* [PROMPT]: Say how many lines of the material below contain the word "Kirchenstr", with no other words.

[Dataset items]

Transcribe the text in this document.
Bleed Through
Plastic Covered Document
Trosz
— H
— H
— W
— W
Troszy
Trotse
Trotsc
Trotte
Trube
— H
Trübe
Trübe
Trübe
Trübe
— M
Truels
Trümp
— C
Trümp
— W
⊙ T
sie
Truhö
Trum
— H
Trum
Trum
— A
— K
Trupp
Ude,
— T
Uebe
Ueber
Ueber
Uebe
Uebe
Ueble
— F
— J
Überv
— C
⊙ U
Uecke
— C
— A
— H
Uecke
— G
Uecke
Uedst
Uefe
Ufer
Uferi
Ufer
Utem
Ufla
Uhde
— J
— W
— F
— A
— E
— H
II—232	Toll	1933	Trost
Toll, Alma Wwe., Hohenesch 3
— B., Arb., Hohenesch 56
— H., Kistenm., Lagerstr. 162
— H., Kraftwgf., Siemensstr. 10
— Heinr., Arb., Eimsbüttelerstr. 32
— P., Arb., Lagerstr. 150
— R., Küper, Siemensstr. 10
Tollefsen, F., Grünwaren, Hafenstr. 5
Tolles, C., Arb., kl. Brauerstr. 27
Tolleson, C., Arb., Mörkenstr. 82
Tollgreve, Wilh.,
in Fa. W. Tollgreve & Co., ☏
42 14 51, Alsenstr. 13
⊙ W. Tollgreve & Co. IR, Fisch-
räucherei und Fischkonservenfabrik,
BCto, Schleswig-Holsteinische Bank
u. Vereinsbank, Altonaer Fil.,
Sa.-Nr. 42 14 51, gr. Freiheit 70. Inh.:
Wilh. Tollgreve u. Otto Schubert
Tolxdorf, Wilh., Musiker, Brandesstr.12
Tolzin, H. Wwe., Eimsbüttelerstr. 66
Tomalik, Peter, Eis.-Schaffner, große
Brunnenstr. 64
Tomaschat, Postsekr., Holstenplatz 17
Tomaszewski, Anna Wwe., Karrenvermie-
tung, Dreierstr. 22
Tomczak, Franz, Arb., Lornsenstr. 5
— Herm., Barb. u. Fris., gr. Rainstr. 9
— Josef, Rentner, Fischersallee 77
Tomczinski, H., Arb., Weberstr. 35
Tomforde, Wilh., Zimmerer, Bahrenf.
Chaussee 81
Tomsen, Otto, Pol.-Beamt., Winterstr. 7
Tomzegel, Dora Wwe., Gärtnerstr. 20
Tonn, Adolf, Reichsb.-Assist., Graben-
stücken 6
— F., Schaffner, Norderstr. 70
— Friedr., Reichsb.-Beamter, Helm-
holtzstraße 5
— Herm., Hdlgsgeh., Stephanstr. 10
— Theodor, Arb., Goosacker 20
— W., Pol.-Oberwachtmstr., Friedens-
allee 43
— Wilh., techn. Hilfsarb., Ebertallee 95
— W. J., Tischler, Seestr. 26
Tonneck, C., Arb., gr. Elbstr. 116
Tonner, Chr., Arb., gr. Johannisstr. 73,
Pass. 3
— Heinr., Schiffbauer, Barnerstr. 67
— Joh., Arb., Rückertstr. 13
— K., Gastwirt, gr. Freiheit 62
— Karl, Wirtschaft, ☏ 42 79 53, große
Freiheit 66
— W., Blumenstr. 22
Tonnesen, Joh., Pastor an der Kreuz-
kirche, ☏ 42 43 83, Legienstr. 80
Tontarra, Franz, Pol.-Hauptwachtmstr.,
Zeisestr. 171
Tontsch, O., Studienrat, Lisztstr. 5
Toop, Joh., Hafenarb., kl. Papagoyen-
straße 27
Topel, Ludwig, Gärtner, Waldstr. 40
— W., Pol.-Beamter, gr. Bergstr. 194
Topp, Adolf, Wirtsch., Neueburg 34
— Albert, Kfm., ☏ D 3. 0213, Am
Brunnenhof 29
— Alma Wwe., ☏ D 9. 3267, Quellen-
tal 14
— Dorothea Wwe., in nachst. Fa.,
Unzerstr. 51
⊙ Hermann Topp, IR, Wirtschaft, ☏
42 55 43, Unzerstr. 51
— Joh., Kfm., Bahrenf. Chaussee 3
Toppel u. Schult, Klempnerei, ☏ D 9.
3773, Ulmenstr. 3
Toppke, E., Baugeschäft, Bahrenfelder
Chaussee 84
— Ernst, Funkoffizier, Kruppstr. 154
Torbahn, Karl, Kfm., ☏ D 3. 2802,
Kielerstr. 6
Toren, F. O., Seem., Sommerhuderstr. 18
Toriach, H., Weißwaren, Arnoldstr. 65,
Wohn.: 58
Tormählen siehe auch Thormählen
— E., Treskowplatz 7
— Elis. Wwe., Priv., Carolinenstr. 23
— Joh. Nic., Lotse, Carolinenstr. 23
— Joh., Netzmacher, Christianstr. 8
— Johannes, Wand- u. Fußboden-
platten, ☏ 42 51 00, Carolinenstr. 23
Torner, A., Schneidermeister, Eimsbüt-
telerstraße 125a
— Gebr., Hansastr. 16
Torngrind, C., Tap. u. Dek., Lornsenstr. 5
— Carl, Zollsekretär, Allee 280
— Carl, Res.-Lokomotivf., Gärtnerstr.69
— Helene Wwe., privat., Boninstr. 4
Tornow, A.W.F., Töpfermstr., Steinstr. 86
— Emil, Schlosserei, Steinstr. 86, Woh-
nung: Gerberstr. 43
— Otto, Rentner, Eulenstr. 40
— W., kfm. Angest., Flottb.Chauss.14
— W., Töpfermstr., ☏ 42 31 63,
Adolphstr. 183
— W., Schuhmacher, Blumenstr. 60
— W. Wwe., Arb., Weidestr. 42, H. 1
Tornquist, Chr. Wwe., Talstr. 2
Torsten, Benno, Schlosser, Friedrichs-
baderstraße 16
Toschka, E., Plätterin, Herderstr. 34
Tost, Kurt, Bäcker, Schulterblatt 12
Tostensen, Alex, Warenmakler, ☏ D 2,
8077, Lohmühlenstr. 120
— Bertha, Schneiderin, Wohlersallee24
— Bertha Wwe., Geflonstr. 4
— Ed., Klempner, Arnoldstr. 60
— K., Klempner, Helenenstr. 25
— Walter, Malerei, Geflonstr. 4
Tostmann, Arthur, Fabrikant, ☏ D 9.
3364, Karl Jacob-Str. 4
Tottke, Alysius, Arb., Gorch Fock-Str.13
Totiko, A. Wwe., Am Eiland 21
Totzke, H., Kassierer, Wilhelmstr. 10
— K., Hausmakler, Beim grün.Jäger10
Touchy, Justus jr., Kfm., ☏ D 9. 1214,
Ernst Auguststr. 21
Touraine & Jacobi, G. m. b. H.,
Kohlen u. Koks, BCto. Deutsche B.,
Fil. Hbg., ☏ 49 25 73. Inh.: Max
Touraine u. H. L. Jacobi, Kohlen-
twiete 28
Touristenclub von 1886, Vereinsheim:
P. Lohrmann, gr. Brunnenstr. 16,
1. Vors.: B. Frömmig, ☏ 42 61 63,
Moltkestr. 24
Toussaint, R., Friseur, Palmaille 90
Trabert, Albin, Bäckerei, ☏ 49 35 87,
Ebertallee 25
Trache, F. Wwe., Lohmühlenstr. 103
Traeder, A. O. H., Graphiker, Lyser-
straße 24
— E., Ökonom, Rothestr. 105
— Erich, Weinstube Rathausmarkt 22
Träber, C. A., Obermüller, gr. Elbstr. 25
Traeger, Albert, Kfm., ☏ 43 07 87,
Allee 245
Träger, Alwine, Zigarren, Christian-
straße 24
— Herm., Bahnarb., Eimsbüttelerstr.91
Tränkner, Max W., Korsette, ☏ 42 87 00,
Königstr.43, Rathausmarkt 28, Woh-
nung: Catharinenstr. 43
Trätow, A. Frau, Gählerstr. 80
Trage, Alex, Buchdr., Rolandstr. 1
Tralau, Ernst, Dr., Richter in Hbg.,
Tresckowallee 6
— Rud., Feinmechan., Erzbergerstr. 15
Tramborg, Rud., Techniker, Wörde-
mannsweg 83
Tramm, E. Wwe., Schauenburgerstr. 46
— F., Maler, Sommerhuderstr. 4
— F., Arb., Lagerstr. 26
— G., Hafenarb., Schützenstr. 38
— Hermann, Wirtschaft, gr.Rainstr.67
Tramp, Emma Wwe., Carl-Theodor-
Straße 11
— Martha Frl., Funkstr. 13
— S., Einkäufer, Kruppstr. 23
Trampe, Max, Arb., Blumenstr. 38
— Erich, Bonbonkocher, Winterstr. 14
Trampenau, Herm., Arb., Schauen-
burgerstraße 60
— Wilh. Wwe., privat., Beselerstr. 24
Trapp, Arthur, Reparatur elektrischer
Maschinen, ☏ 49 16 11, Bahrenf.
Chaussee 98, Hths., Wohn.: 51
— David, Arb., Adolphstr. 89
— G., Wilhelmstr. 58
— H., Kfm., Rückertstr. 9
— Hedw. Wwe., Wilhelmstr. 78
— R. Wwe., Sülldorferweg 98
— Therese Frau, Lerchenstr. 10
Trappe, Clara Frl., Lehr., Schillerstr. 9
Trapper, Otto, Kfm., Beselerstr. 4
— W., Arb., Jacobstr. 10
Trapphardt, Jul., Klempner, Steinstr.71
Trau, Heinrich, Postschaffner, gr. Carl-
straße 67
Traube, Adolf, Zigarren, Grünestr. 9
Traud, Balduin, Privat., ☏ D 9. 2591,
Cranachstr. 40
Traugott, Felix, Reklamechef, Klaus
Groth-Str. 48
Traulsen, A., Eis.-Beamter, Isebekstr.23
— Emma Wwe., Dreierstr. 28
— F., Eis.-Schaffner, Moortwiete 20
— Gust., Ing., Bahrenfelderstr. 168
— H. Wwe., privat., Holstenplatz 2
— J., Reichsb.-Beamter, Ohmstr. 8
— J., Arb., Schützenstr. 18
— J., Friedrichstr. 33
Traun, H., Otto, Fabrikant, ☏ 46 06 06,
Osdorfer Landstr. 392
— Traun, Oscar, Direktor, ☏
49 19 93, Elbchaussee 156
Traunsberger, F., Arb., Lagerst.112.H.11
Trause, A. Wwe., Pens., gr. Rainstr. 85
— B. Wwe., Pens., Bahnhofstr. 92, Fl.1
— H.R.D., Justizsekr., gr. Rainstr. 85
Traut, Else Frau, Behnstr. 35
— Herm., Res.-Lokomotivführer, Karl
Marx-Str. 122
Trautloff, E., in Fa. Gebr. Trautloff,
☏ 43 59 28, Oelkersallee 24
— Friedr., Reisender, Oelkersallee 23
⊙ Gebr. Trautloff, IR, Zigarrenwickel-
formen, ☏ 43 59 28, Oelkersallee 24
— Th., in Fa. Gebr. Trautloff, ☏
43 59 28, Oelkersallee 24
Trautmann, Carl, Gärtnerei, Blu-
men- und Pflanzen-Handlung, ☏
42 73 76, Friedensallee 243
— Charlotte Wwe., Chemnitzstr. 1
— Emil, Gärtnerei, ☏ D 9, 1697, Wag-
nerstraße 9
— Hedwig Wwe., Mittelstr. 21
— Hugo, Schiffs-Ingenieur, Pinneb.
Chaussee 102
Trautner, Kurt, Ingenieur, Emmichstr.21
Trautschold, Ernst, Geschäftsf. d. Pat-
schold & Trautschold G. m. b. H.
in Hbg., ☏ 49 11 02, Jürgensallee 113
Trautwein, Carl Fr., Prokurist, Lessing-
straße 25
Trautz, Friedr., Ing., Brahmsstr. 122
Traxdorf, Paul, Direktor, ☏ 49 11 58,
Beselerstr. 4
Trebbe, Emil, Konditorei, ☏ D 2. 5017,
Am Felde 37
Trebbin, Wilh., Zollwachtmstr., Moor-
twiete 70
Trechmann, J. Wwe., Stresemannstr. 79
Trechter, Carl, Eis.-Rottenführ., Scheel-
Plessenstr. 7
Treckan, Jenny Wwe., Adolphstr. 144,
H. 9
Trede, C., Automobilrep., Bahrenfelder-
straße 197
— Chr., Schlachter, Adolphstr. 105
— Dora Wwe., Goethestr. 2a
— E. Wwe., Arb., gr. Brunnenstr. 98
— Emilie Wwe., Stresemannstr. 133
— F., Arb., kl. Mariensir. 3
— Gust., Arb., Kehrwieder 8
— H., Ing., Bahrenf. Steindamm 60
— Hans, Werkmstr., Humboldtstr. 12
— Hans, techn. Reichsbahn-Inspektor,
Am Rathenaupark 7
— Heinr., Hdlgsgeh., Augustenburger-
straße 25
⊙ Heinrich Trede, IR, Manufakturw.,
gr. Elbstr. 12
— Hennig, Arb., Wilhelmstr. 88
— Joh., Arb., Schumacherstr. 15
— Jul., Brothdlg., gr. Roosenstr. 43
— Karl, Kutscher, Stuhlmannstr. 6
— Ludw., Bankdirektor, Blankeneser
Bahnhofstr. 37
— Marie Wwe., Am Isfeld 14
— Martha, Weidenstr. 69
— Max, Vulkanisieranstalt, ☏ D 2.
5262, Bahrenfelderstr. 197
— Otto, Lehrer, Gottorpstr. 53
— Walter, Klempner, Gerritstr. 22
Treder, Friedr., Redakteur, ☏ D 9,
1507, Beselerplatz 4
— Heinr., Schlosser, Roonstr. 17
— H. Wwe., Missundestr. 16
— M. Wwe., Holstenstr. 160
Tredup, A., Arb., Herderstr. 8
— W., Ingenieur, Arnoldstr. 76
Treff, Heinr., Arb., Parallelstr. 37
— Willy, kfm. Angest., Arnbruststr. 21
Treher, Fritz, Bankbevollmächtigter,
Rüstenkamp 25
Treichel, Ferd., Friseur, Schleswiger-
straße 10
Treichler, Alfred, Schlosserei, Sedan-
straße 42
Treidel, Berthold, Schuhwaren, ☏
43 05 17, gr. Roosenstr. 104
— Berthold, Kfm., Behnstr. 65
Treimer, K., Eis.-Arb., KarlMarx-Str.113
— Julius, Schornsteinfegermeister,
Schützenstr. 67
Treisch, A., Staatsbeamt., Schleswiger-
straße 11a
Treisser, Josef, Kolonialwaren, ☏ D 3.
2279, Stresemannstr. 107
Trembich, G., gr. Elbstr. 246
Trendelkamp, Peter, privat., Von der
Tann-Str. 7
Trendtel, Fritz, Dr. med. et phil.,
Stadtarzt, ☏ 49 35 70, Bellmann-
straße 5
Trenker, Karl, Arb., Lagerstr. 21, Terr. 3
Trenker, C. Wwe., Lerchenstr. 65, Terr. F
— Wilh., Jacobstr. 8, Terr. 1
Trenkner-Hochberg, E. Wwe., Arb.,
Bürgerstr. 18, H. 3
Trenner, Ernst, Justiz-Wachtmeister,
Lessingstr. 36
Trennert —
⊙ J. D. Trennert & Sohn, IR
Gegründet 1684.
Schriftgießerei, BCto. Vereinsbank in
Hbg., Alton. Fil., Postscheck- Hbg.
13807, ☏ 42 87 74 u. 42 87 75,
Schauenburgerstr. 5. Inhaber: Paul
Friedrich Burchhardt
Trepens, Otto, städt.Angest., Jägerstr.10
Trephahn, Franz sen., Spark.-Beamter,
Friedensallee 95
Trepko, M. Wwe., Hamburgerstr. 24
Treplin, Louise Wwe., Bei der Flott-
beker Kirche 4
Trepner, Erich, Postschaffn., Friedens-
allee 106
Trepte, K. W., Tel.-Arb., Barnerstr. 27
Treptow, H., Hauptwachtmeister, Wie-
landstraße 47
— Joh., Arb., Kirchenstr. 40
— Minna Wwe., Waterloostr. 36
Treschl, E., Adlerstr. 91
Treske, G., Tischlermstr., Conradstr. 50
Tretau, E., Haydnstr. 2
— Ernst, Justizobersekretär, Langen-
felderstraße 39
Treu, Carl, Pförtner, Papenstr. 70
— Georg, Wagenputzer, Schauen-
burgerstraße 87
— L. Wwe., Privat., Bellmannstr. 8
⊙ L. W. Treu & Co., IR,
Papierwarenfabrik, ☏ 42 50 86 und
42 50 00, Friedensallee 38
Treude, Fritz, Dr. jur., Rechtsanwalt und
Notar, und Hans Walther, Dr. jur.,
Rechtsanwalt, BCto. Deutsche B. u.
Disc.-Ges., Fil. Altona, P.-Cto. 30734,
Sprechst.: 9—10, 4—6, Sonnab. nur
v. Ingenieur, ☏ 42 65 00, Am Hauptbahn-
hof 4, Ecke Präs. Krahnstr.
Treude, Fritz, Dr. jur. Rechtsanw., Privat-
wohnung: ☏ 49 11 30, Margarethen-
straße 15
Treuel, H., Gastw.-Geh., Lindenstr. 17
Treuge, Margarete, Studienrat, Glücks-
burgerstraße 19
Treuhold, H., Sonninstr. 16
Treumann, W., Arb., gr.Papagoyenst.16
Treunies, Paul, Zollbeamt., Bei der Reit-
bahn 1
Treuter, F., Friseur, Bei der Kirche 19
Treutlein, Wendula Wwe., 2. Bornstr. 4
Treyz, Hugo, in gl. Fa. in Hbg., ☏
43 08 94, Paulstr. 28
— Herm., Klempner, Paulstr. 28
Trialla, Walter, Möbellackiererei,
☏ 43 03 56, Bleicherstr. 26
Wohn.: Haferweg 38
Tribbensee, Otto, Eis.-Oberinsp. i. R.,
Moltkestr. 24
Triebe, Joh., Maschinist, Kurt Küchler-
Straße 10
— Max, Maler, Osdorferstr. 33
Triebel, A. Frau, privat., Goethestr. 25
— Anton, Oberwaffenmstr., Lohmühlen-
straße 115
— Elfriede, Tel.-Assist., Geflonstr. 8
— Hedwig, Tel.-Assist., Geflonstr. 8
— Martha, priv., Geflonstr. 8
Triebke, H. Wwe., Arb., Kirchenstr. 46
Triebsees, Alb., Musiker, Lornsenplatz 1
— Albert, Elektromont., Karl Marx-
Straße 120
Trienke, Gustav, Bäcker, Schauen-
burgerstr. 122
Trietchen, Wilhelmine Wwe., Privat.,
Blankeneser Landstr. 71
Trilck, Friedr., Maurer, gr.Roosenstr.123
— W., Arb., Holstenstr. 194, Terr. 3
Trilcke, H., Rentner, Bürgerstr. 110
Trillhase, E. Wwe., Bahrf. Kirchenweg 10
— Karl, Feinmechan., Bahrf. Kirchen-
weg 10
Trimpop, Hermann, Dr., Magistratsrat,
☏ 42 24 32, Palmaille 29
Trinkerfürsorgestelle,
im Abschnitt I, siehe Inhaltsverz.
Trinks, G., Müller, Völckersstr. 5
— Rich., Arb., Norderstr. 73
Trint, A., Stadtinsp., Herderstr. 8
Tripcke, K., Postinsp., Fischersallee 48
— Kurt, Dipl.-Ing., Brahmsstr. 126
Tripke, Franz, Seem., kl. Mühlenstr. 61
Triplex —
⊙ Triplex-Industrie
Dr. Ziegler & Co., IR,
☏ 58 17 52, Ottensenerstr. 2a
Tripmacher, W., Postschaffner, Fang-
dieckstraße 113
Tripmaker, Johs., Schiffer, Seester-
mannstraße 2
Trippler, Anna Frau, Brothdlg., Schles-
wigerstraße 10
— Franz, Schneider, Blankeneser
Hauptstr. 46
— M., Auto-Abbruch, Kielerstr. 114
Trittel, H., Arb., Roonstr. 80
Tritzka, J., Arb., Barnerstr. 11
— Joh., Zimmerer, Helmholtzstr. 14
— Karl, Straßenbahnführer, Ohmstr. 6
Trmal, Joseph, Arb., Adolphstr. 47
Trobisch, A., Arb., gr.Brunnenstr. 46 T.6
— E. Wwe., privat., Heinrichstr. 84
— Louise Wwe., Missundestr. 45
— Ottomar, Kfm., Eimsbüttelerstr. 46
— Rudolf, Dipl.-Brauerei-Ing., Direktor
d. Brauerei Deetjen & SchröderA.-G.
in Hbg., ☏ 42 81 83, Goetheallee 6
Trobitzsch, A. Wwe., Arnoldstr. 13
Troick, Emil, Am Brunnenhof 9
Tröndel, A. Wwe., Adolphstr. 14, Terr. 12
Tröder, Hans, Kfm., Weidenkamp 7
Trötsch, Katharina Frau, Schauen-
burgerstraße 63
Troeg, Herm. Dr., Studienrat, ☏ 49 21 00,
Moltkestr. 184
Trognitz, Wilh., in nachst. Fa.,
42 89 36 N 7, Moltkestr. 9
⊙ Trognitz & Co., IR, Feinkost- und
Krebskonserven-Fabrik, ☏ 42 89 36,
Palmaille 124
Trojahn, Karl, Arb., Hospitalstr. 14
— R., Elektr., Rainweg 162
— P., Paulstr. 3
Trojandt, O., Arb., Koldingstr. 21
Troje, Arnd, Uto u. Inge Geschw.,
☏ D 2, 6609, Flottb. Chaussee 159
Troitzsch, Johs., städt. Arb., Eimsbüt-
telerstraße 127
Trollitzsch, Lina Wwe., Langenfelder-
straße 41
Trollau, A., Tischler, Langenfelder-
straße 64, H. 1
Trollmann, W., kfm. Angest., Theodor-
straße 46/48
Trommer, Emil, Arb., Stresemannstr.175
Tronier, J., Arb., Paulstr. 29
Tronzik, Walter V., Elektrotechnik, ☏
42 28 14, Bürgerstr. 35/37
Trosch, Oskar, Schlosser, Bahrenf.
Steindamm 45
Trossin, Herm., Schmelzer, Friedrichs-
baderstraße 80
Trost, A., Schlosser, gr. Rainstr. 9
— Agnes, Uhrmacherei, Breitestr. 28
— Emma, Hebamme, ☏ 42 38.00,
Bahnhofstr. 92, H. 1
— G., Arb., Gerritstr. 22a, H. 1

* [SOLUTION BELOW]: 2